*Written task:* Filter the records for lines holding the string "JSON".

*Dataset items:*

★ ★ ★ ★

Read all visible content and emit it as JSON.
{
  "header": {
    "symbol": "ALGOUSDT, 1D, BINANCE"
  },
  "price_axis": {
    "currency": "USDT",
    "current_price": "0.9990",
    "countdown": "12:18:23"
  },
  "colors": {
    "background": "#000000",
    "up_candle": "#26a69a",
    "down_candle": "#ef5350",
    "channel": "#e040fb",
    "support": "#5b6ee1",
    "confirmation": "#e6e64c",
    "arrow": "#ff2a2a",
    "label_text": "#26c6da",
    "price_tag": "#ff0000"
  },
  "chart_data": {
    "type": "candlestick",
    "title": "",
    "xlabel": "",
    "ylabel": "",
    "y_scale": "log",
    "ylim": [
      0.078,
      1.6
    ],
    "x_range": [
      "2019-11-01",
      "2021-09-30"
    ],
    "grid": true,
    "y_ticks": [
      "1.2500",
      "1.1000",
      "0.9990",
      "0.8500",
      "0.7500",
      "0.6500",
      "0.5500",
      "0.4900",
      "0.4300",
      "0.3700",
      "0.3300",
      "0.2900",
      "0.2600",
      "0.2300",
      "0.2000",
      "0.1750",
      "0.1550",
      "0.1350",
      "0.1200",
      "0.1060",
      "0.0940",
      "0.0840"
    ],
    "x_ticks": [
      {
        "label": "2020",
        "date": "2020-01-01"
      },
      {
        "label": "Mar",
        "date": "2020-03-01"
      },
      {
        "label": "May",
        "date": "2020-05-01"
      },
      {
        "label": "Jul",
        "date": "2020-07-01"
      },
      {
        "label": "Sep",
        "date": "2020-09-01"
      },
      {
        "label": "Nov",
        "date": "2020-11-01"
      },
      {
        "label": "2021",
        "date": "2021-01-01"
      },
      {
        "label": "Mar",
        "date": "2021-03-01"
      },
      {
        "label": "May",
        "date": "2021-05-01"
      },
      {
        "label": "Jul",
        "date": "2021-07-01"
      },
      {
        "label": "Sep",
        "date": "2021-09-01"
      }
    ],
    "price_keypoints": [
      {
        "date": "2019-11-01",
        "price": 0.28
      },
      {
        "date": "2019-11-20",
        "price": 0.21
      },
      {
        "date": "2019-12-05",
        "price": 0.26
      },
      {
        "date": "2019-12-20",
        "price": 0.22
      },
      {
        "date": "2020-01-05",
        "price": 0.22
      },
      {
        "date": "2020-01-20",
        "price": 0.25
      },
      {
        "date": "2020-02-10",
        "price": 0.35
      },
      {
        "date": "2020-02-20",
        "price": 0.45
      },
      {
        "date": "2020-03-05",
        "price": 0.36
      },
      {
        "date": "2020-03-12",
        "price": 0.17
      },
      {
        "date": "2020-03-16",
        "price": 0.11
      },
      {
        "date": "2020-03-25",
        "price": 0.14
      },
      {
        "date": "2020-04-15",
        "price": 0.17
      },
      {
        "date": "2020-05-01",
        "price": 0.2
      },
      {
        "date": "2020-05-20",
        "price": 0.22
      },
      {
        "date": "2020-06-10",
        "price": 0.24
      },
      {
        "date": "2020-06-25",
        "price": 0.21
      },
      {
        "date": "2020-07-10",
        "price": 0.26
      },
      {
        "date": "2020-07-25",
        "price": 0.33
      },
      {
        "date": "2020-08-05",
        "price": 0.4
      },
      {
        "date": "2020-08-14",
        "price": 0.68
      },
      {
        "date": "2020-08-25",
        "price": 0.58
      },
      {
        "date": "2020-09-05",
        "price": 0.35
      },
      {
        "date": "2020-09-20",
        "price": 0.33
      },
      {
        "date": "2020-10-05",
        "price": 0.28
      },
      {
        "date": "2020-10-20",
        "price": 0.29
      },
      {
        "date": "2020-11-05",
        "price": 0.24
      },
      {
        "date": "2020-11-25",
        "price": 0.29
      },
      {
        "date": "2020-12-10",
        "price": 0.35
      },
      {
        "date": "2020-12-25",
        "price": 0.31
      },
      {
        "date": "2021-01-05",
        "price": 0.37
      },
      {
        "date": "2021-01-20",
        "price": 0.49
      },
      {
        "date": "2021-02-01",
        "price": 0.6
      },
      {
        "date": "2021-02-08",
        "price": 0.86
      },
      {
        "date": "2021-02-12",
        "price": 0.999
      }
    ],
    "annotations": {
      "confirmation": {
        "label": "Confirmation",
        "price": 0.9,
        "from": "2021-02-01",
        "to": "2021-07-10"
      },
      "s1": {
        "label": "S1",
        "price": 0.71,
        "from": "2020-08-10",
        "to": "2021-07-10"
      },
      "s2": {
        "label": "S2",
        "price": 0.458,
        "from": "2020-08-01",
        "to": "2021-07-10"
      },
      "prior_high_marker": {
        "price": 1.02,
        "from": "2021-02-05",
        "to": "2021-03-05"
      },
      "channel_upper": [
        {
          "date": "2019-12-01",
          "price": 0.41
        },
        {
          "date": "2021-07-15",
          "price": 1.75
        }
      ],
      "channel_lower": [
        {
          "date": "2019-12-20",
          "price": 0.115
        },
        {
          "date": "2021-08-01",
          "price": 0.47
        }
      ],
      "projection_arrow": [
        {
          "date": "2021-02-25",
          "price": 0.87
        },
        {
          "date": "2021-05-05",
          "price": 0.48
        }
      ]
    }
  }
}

★ ★ ★ ★

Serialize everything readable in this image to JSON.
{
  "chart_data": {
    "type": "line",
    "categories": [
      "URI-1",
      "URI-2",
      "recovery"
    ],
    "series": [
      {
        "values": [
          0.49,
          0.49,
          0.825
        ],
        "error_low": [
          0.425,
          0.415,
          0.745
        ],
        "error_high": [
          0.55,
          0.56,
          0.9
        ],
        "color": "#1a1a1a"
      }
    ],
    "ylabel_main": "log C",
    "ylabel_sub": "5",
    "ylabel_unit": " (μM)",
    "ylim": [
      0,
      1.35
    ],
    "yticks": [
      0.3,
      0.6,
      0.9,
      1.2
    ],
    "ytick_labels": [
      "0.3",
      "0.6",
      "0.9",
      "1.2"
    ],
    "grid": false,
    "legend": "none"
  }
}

★ ★ ★ ★

*Answer to this exercise:*
Read all visible content and emit it as JSON.
Serialize everything readable in this image to JSON.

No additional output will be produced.